=== INSTRUCTION ===
Look through the records below and give the number of lines holding the string "must", nothing more.

=== DATASET CONTENT ===
■ ■ ■ ■ ■ ■ ■
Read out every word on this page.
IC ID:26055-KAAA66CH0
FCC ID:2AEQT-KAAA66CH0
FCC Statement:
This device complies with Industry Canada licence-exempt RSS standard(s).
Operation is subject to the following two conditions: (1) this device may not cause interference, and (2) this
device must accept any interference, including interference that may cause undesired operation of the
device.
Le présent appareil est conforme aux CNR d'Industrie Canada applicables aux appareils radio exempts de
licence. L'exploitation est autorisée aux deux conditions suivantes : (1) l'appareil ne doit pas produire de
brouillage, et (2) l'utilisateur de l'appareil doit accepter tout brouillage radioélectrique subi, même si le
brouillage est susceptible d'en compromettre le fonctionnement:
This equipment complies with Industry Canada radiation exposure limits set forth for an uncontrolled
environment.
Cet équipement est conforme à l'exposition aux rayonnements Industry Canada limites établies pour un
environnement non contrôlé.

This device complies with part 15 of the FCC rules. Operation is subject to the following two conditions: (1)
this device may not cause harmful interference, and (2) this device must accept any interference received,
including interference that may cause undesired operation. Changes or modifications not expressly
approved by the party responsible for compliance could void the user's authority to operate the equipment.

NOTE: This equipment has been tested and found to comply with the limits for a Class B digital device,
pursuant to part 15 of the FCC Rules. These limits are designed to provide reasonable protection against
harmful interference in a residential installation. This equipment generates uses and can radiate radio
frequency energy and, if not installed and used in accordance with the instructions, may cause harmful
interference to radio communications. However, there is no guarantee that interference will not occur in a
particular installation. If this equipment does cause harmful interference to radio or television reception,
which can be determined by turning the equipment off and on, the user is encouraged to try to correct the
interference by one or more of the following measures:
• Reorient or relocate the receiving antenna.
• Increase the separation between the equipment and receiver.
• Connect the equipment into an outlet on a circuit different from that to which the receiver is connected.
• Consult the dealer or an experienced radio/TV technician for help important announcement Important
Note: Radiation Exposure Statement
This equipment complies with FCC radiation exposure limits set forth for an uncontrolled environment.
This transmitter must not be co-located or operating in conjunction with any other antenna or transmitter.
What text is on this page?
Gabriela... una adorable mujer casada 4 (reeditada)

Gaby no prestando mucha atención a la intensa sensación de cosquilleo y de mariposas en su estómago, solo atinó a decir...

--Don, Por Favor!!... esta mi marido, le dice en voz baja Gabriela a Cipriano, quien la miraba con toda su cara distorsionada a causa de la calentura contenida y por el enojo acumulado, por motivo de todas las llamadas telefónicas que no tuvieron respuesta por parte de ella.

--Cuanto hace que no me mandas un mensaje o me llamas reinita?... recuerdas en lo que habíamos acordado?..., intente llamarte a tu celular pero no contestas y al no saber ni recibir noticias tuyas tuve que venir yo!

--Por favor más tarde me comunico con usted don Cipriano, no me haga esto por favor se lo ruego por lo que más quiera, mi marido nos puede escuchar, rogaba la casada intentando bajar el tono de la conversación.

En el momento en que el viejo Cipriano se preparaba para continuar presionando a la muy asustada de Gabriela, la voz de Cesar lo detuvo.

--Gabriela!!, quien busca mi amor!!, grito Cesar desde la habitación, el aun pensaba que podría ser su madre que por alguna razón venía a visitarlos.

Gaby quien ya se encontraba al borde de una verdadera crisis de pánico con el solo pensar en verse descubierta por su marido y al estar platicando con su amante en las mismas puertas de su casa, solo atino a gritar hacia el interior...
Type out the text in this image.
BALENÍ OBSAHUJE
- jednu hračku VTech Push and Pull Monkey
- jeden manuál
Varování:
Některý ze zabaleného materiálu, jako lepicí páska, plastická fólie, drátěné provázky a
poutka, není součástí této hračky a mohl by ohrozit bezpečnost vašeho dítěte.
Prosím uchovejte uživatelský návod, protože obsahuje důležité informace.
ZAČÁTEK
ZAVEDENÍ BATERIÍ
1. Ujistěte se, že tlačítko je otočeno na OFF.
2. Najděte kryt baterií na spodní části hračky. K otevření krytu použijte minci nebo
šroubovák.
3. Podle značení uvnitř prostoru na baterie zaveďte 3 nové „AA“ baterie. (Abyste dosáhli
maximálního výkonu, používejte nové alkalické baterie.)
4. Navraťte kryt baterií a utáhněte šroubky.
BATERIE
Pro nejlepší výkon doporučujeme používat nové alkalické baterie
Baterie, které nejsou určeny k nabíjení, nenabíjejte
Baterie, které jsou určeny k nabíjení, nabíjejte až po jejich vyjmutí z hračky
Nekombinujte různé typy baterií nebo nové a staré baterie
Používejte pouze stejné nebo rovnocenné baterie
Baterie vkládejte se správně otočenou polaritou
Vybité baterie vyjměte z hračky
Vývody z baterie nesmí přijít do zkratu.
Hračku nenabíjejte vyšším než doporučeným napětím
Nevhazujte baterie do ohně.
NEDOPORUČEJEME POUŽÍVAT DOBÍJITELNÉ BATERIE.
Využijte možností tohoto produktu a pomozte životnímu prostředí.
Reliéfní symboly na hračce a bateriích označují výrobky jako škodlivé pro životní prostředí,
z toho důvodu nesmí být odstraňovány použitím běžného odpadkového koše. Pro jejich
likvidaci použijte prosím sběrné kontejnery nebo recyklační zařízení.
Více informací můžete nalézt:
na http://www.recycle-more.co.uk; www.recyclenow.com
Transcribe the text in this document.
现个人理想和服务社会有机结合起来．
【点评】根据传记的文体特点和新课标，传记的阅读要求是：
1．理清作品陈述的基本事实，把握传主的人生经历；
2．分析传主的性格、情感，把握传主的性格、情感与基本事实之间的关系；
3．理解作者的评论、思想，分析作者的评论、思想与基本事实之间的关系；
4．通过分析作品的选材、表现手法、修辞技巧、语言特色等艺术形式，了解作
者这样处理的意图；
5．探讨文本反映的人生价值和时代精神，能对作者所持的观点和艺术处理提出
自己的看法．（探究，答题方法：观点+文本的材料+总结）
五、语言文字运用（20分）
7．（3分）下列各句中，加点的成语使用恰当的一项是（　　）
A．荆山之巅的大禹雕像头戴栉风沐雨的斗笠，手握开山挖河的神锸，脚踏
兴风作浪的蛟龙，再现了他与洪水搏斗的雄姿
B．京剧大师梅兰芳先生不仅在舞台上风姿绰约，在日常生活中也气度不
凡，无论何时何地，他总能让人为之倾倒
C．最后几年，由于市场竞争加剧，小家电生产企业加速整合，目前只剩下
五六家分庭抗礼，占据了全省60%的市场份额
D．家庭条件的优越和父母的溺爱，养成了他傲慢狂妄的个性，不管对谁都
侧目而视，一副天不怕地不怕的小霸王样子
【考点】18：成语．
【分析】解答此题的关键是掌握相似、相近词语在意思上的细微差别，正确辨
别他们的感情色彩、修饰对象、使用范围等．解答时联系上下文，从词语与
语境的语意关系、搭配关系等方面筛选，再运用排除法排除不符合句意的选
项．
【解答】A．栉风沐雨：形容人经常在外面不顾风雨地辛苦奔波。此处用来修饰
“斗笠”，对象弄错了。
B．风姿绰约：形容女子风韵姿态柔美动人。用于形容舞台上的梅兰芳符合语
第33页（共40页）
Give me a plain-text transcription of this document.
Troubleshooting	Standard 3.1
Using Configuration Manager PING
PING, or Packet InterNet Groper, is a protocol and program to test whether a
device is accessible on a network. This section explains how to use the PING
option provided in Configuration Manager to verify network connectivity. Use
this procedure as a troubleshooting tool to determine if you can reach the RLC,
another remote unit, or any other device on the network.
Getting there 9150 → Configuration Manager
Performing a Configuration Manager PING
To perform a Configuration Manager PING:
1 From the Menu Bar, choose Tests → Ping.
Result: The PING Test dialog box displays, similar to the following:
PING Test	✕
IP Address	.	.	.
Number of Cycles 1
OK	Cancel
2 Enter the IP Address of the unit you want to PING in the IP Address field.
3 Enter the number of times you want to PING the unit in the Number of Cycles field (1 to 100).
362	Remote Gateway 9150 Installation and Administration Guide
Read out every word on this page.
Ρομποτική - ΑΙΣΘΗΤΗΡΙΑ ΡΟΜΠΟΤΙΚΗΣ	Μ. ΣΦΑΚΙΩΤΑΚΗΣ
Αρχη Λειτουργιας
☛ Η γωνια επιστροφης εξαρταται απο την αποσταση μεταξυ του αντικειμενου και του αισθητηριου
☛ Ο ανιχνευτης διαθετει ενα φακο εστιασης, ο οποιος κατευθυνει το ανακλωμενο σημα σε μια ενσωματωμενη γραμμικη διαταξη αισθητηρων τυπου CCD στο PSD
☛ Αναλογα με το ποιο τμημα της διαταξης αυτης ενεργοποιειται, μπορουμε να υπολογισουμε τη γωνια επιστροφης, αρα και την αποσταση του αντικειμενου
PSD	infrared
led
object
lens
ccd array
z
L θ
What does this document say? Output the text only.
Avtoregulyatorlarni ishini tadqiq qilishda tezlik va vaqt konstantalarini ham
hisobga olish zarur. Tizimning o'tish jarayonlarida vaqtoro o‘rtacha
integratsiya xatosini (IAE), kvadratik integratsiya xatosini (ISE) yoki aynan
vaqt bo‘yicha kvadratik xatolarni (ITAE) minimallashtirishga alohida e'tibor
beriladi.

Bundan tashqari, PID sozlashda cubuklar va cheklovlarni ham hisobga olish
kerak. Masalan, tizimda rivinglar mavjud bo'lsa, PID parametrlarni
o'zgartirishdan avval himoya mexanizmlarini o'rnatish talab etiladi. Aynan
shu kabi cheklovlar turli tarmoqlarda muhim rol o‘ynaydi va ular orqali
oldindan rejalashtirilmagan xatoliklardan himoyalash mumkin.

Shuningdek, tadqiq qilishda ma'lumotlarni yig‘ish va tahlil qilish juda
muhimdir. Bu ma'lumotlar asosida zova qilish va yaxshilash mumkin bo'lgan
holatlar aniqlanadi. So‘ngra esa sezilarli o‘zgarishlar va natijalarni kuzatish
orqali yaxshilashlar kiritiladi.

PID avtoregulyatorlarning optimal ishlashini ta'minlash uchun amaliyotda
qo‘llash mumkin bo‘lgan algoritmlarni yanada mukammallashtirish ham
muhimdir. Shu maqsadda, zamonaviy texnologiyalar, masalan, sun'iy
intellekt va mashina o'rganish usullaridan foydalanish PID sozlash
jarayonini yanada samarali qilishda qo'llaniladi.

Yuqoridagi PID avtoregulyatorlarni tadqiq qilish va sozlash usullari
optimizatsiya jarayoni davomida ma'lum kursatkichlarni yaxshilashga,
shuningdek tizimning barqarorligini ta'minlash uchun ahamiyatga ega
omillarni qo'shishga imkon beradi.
■ ■ ■ ■ ■ ■ ■
=== PROBLEM SOLUTION ===
3